▶ [Work to do] Look through the data below and work out how many lines contain the string "produced". Give the number alone.

══════════════════════════════

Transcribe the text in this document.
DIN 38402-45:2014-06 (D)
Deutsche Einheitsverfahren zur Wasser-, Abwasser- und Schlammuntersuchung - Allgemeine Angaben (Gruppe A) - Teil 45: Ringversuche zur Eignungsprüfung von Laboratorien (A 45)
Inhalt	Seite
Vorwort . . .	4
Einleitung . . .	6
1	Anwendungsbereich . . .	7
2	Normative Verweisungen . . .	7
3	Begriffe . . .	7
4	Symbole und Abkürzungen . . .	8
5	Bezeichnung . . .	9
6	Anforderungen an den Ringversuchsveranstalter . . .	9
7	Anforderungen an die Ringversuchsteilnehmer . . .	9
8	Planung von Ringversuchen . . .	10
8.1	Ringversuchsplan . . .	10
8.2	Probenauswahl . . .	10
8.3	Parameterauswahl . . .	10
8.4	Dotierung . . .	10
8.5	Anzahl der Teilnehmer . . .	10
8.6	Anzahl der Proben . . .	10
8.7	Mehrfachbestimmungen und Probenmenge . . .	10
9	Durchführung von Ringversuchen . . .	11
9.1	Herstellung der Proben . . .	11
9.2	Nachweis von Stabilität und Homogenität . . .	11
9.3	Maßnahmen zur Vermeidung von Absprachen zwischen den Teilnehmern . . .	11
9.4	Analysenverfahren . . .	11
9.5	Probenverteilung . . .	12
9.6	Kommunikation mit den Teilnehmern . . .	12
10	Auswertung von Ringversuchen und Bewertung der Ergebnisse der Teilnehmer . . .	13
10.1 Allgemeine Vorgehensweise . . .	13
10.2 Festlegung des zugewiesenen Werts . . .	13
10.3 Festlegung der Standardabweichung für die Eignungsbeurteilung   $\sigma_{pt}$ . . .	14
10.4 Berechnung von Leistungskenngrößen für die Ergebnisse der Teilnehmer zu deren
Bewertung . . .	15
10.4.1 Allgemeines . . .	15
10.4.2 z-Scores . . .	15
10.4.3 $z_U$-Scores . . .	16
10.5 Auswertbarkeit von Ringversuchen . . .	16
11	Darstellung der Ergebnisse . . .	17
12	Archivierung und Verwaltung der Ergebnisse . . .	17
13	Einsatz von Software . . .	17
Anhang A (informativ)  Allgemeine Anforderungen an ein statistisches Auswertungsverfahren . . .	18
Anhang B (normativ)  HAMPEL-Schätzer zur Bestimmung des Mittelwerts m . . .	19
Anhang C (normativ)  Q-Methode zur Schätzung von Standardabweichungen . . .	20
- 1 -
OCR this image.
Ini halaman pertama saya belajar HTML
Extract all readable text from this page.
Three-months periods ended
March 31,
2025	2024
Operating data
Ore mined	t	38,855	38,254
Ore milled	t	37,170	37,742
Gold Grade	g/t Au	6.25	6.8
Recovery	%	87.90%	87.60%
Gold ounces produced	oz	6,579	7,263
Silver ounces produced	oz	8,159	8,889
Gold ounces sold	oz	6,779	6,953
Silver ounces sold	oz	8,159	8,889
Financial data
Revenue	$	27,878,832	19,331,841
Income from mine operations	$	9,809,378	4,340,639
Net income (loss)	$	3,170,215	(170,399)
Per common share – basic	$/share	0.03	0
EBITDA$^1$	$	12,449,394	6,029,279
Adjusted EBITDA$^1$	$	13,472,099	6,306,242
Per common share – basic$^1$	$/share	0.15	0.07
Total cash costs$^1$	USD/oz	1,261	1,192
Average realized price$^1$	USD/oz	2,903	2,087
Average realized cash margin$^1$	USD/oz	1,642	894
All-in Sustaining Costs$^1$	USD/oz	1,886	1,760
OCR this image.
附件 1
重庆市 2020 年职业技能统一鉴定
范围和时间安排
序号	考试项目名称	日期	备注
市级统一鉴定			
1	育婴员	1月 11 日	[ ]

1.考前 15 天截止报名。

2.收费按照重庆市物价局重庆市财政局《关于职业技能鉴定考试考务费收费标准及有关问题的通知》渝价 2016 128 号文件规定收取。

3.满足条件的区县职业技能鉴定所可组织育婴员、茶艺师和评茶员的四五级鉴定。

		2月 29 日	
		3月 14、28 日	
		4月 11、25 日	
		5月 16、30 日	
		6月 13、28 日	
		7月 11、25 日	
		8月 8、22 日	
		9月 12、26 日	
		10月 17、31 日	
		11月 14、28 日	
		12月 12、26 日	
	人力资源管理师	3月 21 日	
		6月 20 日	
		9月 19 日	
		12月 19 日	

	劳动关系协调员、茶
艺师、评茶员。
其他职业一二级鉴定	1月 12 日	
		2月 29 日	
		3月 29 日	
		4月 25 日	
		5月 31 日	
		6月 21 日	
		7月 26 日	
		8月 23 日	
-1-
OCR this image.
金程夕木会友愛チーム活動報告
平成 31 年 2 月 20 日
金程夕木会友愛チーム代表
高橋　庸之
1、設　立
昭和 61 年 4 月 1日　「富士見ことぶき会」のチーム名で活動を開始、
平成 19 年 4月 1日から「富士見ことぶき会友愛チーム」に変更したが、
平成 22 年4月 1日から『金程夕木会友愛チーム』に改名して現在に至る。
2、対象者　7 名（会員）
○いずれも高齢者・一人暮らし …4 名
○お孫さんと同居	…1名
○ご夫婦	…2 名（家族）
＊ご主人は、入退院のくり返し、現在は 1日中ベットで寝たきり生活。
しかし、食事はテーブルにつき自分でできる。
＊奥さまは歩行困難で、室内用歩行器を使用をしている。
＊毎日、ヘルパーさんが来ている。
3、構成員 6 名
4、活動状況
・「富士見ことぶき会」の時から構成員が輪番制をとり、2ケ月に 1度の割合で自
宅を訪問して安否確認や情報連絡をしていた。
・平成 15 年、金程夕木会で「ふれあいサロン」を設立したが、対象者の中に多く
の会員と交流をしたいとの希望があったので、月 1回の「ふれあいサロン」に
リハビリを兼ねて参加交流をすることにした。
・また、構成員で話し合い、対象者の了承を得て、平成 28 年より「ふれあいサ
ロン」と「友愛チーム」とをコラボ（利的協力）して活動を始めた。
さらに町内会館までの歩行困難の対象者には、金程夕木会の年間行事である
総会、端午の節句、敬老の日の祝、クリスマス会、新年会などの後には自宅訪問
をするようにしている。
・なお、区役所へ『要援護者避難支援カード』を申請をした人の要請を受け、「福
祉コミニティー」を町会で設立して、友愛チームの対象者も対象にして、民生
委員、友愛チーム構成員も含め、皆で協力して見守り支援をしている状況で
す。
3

══════════════════════════════

▶ [Exercise response] 2